#### [Problem]
Transcribe all of the material below word for word, omitting the pictures.

☆ ☆ ☆ ☆ ☆ ☆ ☆

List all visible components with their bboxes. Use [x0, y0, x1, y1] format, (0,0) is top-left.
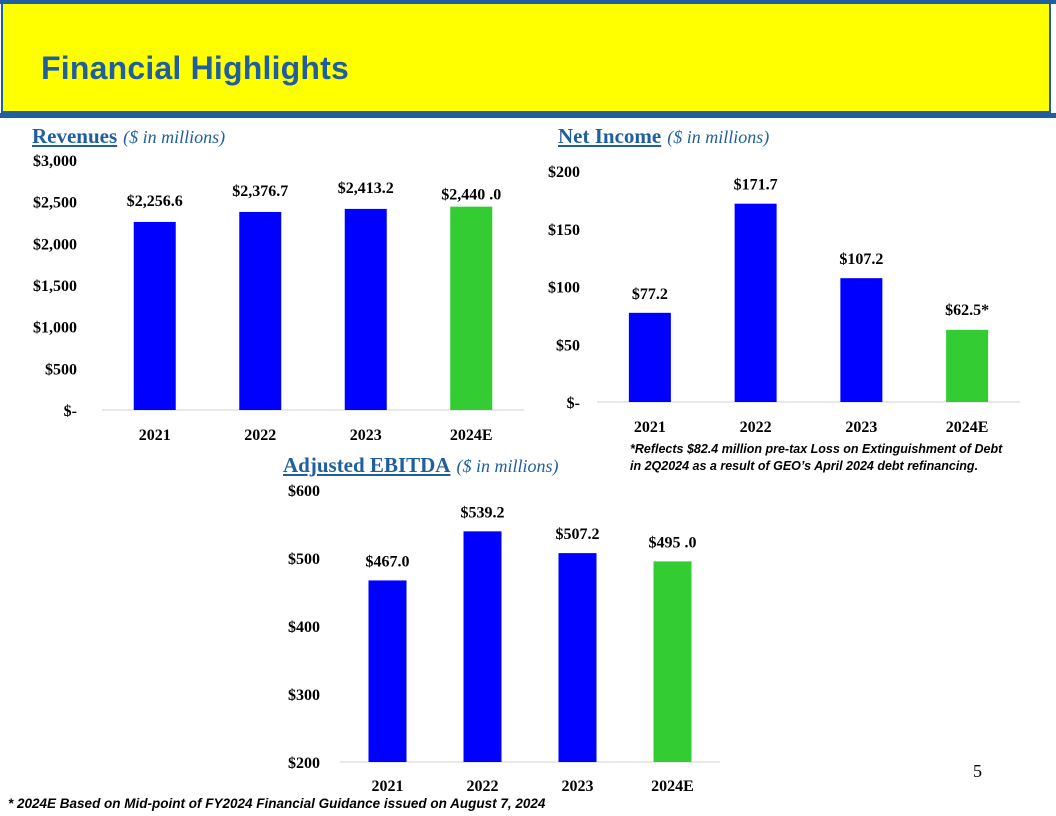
- net-income-title: Net Income: [558, 124, 662, 148]
- net-income-note-line-2: in 2Q2024 as a result of GEO’s April 202…: [630, 458, 979, 473]
- net-income-x-tick-label: 2022: [740, 419, 772, 436]
- page-number: 5: [973, 761, 982, 781]
- revenues-heading: Revenues ($ in millions): [32, 124, 225, 149]
- revenues-y-tick-label: $2,500: [33, 195, 77, 212]
- adjusted-ebitda-value-label: $507.2: [556, 526, 600, 543]
- net-income-y-tick-label: $200: [548, 164, 580, 181]
- net-income-x-tick-label: 2024E: [946, 419, 989, 436]
- net-income-bar-2021: [628, 312, 671, 402]
- top-rule: [0, 0, 1056, 4]
- revenues-x-tick-label: 2021: [139, 427, 171, 444]
- revenues-value-label: $2,376.7: [232, 183, 288, 200]
- adjusted-ebitda-value-label: $467.0: [366, 553, 410, 570]
- net-income-y-tick-label: $150: [548, 222, 580, 239]
- revenues-y-tick-label: $1,500: [33, 278, 77, 295]
- revenues-x-tick-label: 2022: [244, 427, 276, 444]
- net-income-y-tick-label: $50: [556, 337, 580, 354]
- revenues-chart-group: $- $500 $1,000 $1,500 $2,000 $2,500 $3,000 $2,2…: [33, 153, 524, 444]
- adjusted-ebitda-x-tick-label: 2023: [562, 778, 594, 795]
- ebitda-unit: ($ in millions): [456, 456, 559, 476]
- title-banner: Financial Highlights: [1, 4, 1051, 113]
- net-income-note: *Reflects $82.4 million pre-tax Loss on …: [630, 441, 1002, 475]
- net-income-bar-2024e: [946, 329, 989, 402]
- footnote: * 2024E Based on Mid-point of FY2024 Fin…: [8, 796, 546, 811]
- revenues-bar-2022: [239, 211, 282, 410]
- ebitda-title: Adjusted EBITDA: [283, 453, 451, 477]
- adjusted-ebitda-bar-2022: [463, 531, 502, 762]
- net-income-y-tick-label: $-: [567, 395, 580, 412]
- revenues-value-label: $2,256.6: [127, 193, 183, 210]
- adjusted-ebitda-y-tick-label: $600: [288, 483, 320, 500]
- ebitda-heading: Adjusted EBITDA ($ in millions): [283, 453, 558, 478]
- revenues-x-tick-label: 2023: [350, 427, 382, 444]
- revenues-y-tick-label: $-: [64, 403, 77, 420]
- adjusted-ebitda-value-label: $539.2: [461, 504, 505, 521]
- net-income-value-label: $62.5*: [945, 302, 989, 319]
- adjusted-ebitda-bar-2021: [368, 580, 407, 762]
- adjusted-ebitda-y-tick-label: $500: [288, 551, 320, 568]
- revenues-bar-2021: [133, 221, 176, 410]
- net-income-heading: Net Income ($ in millions): [558, 124, 769, 149]
- net-income-x-tick-label: 2021: [634, 419, 666, 436]
- revenues-value-label: $2,413.2: [338, 180, 394, 197]
- revenues-bar-2024e: [450, 206, 493, 410]
- adjusted-ebitda-x-tick-label: 2022: [467, 778, 499, 795]
- net-income-chart-group: $- $50 $100 $150 $200 $77.2 2021 $171.7 2022 $107…: [548, 164, 1020, 436]
- adjusted-ebitda-chart-group: $200 $300 $400 $500 $600 $467.0 2021 $539.2 2022…: [288, 483, 720, 795]
- adjusted-ebitda-x-tick-label: 2024E: [651, 778, 694, 795]
- revenues-y-tick-label: $1,000: [33, 320, 77, 337]
- net-income-value-label: $107.2: [839, 251, 883, 268]
- revenues-y-tick-label: $500: [45, 361, 77, 378]
- adjusted-ebitda-bar-2023: [558, 553, 597, 762]
- revenues-x-tick-label: 2024E: [450, 427, 493, 444]
- revenues-title: Revenues: [32, 124, 118, 148]
- net-income-bar-2023: [840, 278, 883, 402]
- revenues-value-label: $2,440 .0: [441, 187, 501, 204]
- revenues-y-tick-label: $2,000: [33, 236, 77, 253]
- net-income-value-label: $171.7: [734, 177, 778, 194]
- adjusted-ebitda-y-tick-label: $400: [288, 619, 320, 636]
- net-income-y-tick-label: $100: [548, 280, 580, 297]
- banner-bottom-rule: [0, 113, 1056, 118]
- adjusted-ebitda-y-tick-label: $300: [288, 687, 320, 704]
- adjusted-ebitda-bar-2024e: [653, 561, 692, 762]
- net-income-note-line-1: *Reflects $82.4 million pre-tax Loss on …: [630, 442, 1003, 456]
- page-title: Financial Highlights: [41, 50, 350, 86]
- net-income-x-tick-label: 2023: [845, 419, 877, 436]
- revenues-bar-2023: [344, 208, 387, 410]
- revenues-y-tick-label: $3,000: [33, 153, 77, 170]
- adjusted-ebitda-y-tick-label: $200: [288, 755, 320, 772]
- revenues-unit: ($ in millions): [123, 127, 226, 147]
- net-income-unit: ($ in millions): [667, 127, 770, 147]
- adjusted-ebitda-value-label: $495 .0: [649, 534, 697, 551]
- net-income-value-label: $77.2: [632, 286, 668, 303]
- net-income-bar-2022: [734, 203, 777, 402]
- adjusted-ebitda-x-tick-label: 2021: [372, 778, 404, 795]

☆ ☆ ☆ ☆ ☆ ☆ ☆

#### [Worked answer]
List all visible components with their bboxes. Use [x0, y0, x1, y1] format, (0,0) is top-left.
- net-income-title: Net Income: [558, 124, 662, 148]
- net-income-note-line-2: in 2Q2024 as a result of GEO’s April 202…: [630, 458, 979, 473]
- net-income-x-tick-label: 2022: [740, 419, 772, 436]
- page-number: 5: [973, 761, 982, 781]
- revenues-heading: Revenues ($ in millions): [32, 124, 225, 149]
- revenues-y-tick-label: $2,500: [33, 195, 77, 212]
- adjusted-ebitda-value-label: $507.2: [556, 526, 600, 543]
- net-income-y-tick-label: $200: [548, 164, 580, 181]
- net-income-x-tick-label: 2024E: [946, 419, 989, 436]
- net-income-bar-2021: [628, 312, 671, 402]
- top-rule: [0, 0, 1056, 4]
- revenues-x-tick-label: 2021: [139, 427, 171, 444]
- revenues-value-label: $2,376.7: [232, 183, 288, 200]
- adjusted-ebitda-value-label: $467.0: [366, 553, 410, 570]
- net-income-y-tick-label: $150: [548, 222, 580, 239]
- revenues-y-tick-label: $1,500: [33, 278, 77, 295]
- revenues-x-tick-label: 2022: [244, 427, 276, 444]
- net-income-y-tick-label: $50: [556, 337, 580, 354]
- revenues-chart-group: $- $500 $1,000 $1,500 $2,000 $2,500 $3,000 $2,2…: [33, 153, 524, 444]
- adjusted-ebitda-x-tick-label: 2023: [562, 778, 594, 795]
- ebitda-unit: ($ in millions): [456, 456, 559, 476]
- title-banner: Financial Highlights: [1, 4, 1051, 113]
- net-income-note: *Reflects $82.4 million pre-tax Loss on …: [630, 441, 1002, 475]
- net-income-bar-2024e: [946, 329, 989, 402]
- footnote: * 2024E Based on Mid-point of FY2024 Fin…: [8, 796, 546, 811]
- revenues-bar-2022: [239, 211, 282, 410]
- ebitda-title: Adjusted EBITDA: [283, 453, 451, 477]
- adjusted-ebitda-bar-2022: [463, 531, 502, 762]
- net-income-y-tick-label: $-: [567, 395, 580, 412]
- revenues-value-label: $2,256.6: [127, 193, 183, 210]
- adjusted-ebitda-y-tick-label: $600: [288, 483, 320, 500]
- ebitda-heading: Adjusted EBITDA ($ in millions): [283, 453, 558, 478]
- revenues-x-tick-label: 2023: [350, 427, 382, 444]
- revenues-y-tick-label: $-: [64, 403, 77, 420]
- adjusted-ebitda-value-label: $539.2: [461, 504, 505, 521]
- net-income-value-label: $62.5*: [945, 302, 989, 319]
- adjusted-ebitda-bar-2021: [368, 580, 407, 762]
- adjusted-ebitda-y-tick-label: $500: [288, 551, 320, 568]
- revenues-bar-2021: [133, 221, 176, 410]
- net-income-heading: Net Income ($ in millions): [558, 124, 769, 149]
- net-income-x-tick-label: 2021: [634, 419, 666, 436]
- revenues-value-label: $2,413.2: [338, 180, 394, 197]
- revenues-bar-2024e: [450, 206, 493, 410]
- adjusted-ebitda-x-tick-label: 2022: [467, 778, 499, 795]
- net-income-chart-group: $- $50 $100 $150 $200 $77.2 2021 $171.7 2022 $107…: [548, 164, 1020, 436]
- adjusted-ebitda-chart-group: $200 $300 $400 $500 $600 $467.0 2021 $539.2 2022…: [288, 483, 720, 795]
- adjusted-ebitda-x-tick-label: 2024E: [651, 778, 694, 795]
- revenues-y-tick-label: $1,000: [33, 320, 77, 337]
- net-income-value-label: $107.2: [839, 251, 883, 268]
- revenues-y-tick-label: $500: [45, 361, 77, 378]
- adjusted-ebitda-bar-2023: [558, 553, 597, 762]
- revenues-x-tick-label: 2024E: [450, 427, 493, 444]
- revenues-title: Revenues: [32, 124, 118, 148]
- net-income-bar-2023: [840, 278, 883, 402]
- revenues-value-label: $2,440 .0: [441, 187, 501, 204]
- revenues-y-tick-label: $2,000: [33, 236, 77, 253]
- net-income-value-label: $171.7: [734, 177, 778, 194]
- adjusted-ebitda-y-tick-label: $400: [288, 619, 320, 636]
- net-income-y-tick-label: $100: [548, 280, 580, 297]
- banner-bottom-rule: [0, 113, 1056, 118]
- adjusted-ebitda-y-tick-label: $300: [288, 687, 320, 704]
- adjusted-ebitda-bar-2024e: [653, 561, 692, 762]
- net-income-note-line-1: *Reflects $82.4 million pre-tax Loss on …: [630, 442, 1003, 456]
- page-title: Financial Highlights: [41, 50, 350, 86]
- net-income-x-tick-label: 2023: [845, 419, 877, 436]
- revenues-bar-2023: [344, 208, 387, 410]
- revenues-y-tick-label: $3,000: [33, 153, 77, 170]
- adjusted-ebitda-y-tick-label: $200: [288, 755, 320, 772]
- revenues-unit: ($ in millions): [123, 127, 226, 147]
- net-income-unit: ($ in millions): [667, 127, 770, 147]
- adjusted-ebitda-value-label: $495 .0: [649, 534, 697, 551]
- net-income-value-label: $77.2: [632, 286, 668, 303]
- net-income-bar-2022: [734, 203, 777, 402]
- adjusted-ebitda-x-tick-label: 2021: [372, 778, 404, 795]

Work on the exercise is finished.